╔══

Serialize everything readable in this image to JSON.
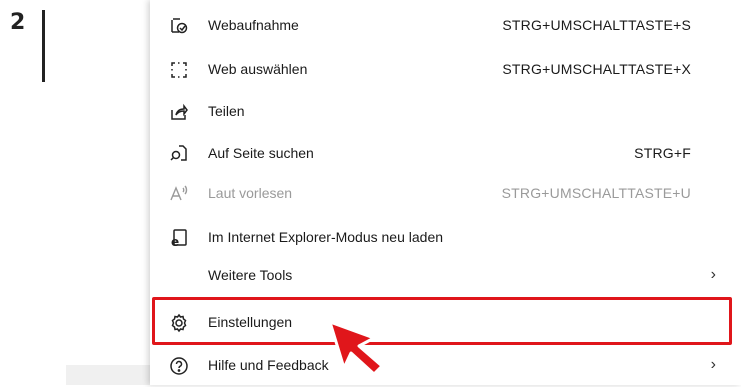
{
  "step": {
    "number": "2"
  },
  "menu": {
    "items": [
      {
        "label": "Webaufnahme",
        "shortcut": "STRG+UMSCHALTTASTE+S",
        "icon": "web-capture-icon"
      },
      {
        "label": "Web auswählen",
        "shortcut": "STRG+UMSCHALTTASTE+X",
        "icon": "web-select-icon"
      },
      {
        "label": "Teilen",
        "shortcut": "",
        "icon": "share-icon"
      },
      {
        "label": "Auf Seite suchen",
        "shortcut": "STRG+F",
        "icon": "find-on-page-icon"
      },
      {
        "label": "Laut vorlesen",
        "shortcut": "STRG+UMSCHALTTASTE+U",
        "icon": "read-aloud-icon",
        "disabled": true
      },
      {
        "label": "Im Internet Explorer-Modus neu laden",
        "shortcut": "",
        "icon": "ie-mode-icon"
      },
      {
        "label": "Weitere Tools",
        "shortcut": "",
        "icon": "",
        "submenu_indicator": "›"
      },
      {
        "label": "Einstellungen",
        "shortcut": "",
        "icon": "settings-gear-icon"
      },
      {
        "label": "Hilfe und Feedback",
        "shortcut": "",
        "icon": "help-icon",
        "submenu_indicator": "›"
      }
    ]
  },
  "colors": {
    "highlight": "#e0161b",
    "cursor": "#e0161b",
    "disabled_text": "#9a9a9a"
  }
}
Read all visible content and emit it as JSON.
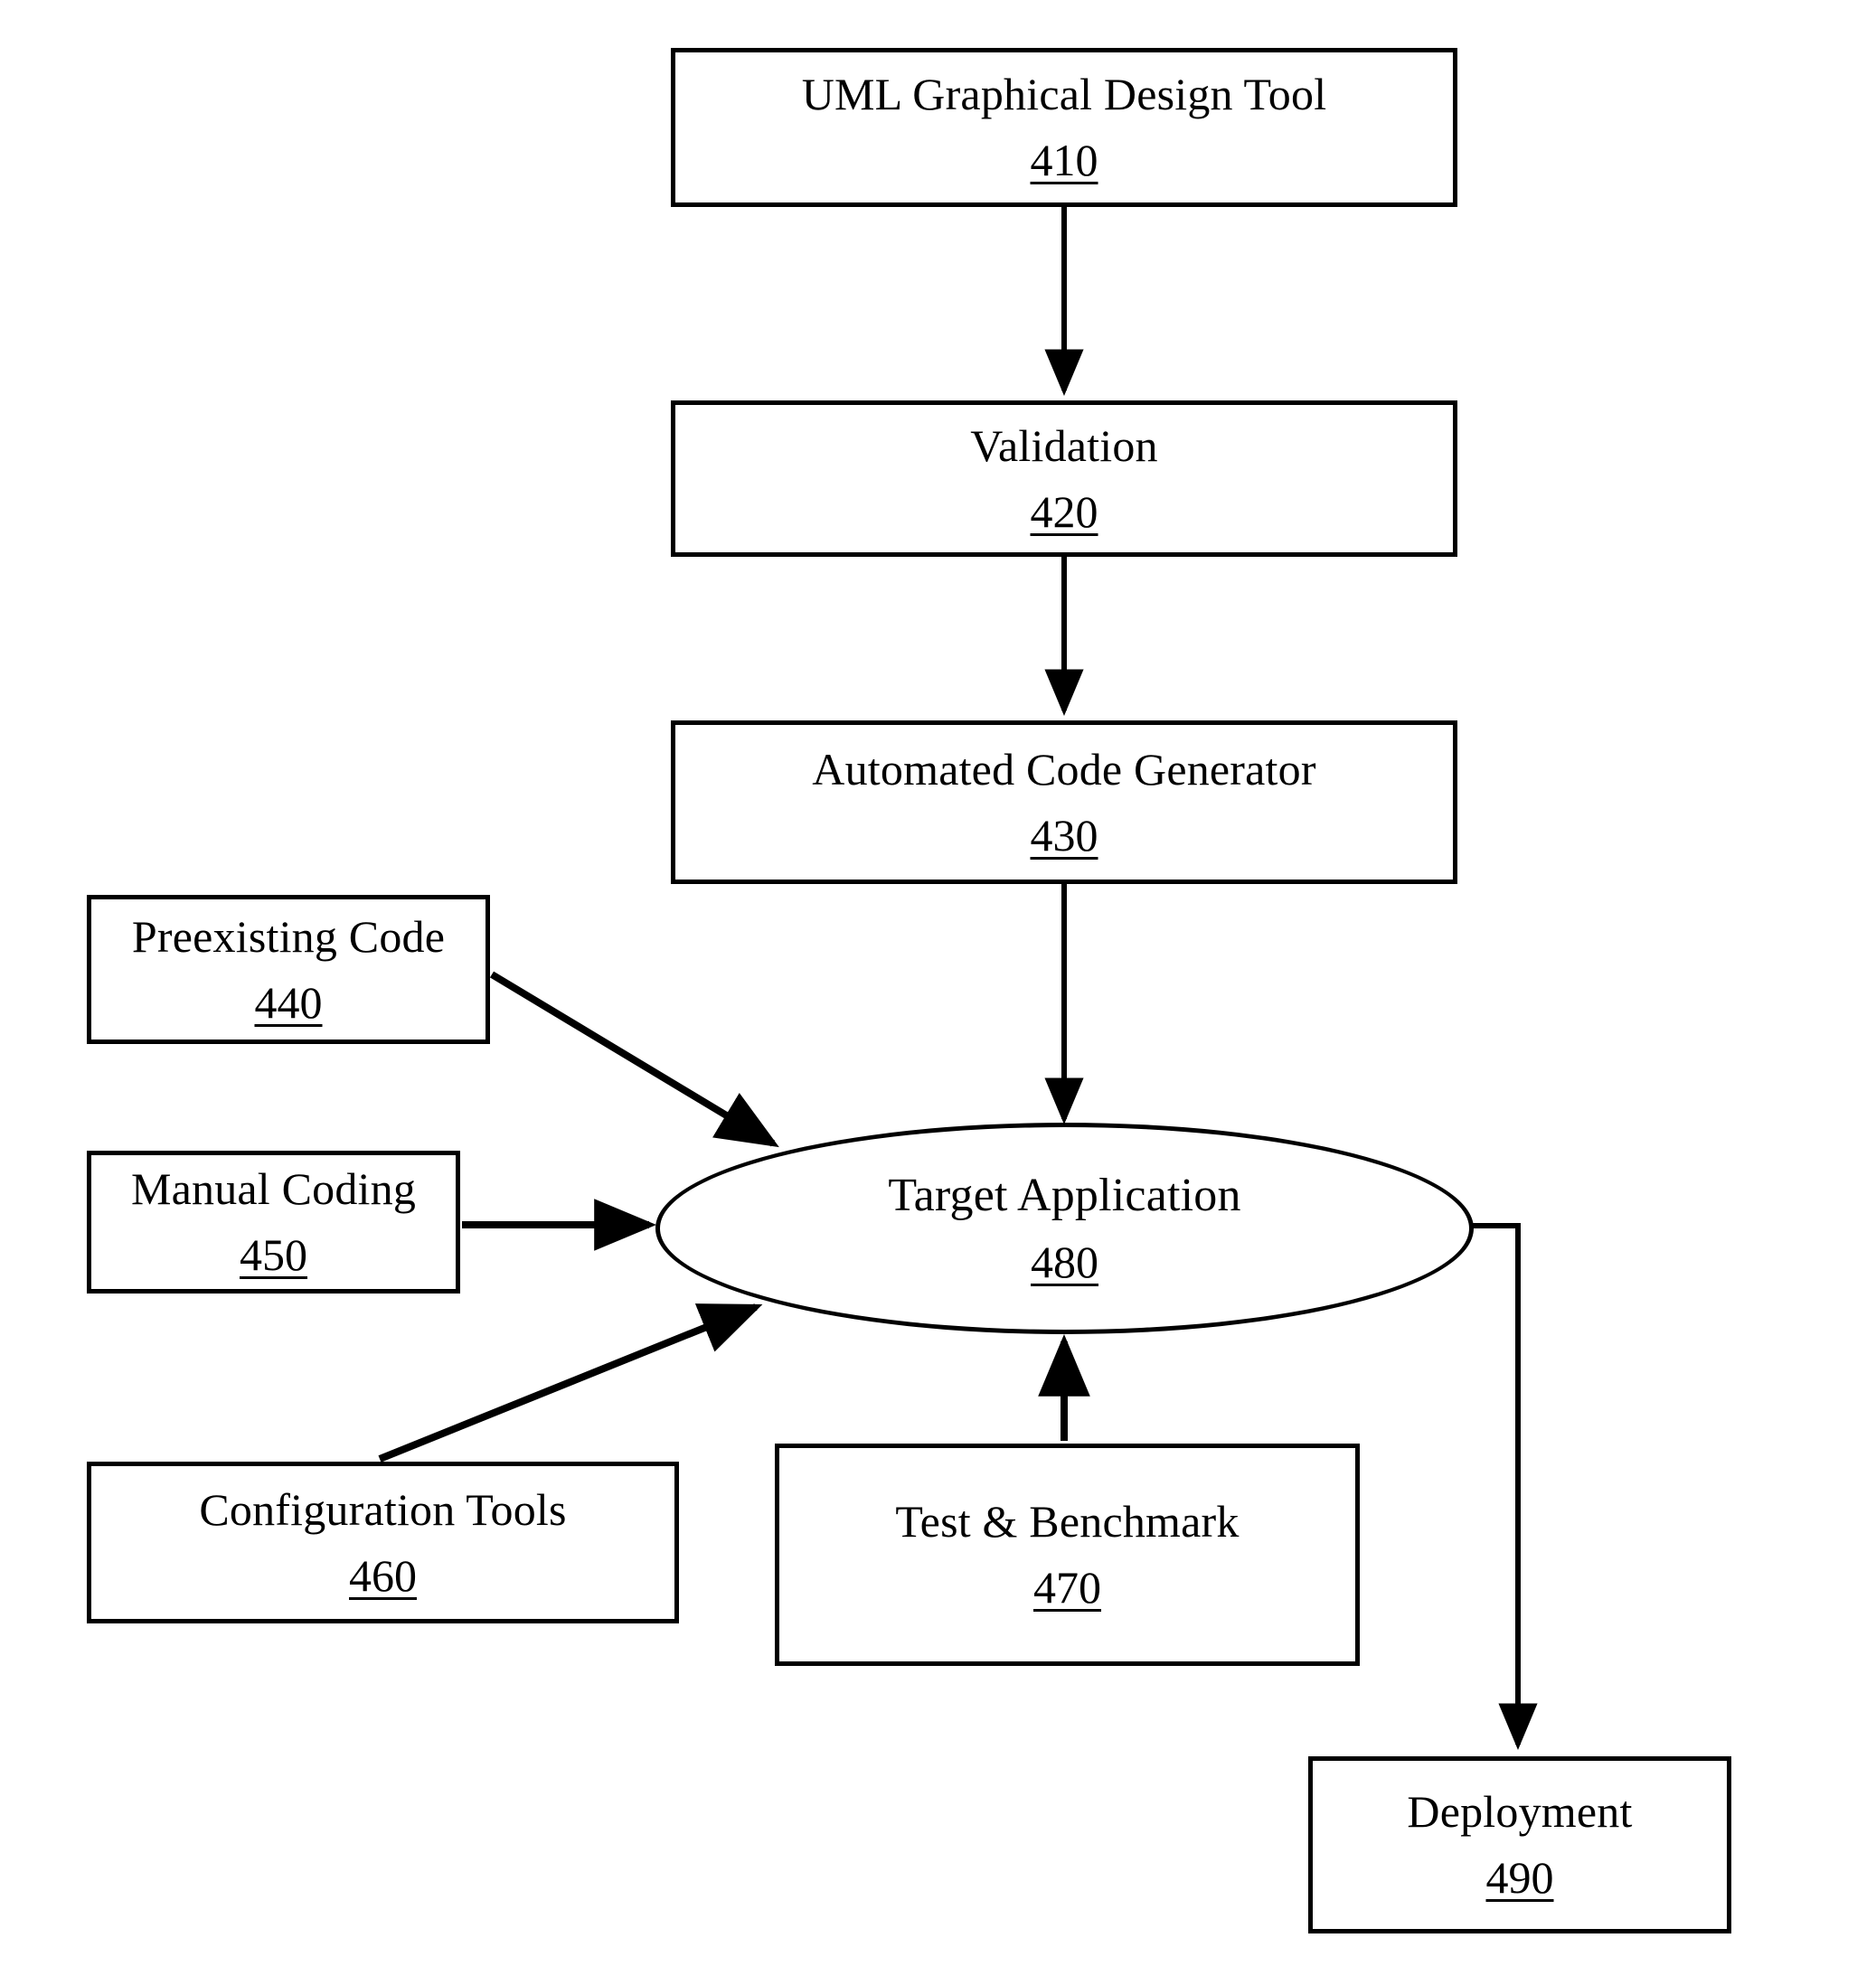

╚══

→ **Description of the task**
Read the data above. Pull out each line in which the string "STRG" appears.

→ **Written solution**
        "shortcut": "STRG+UMSCHALTTASTE+S",
        "shortcut": "STRG+UMSCHALTTASTE+X",
        "shortcut": "STRG+F",
        "shortcut": "STRG+UMSCHALTTASTE+U",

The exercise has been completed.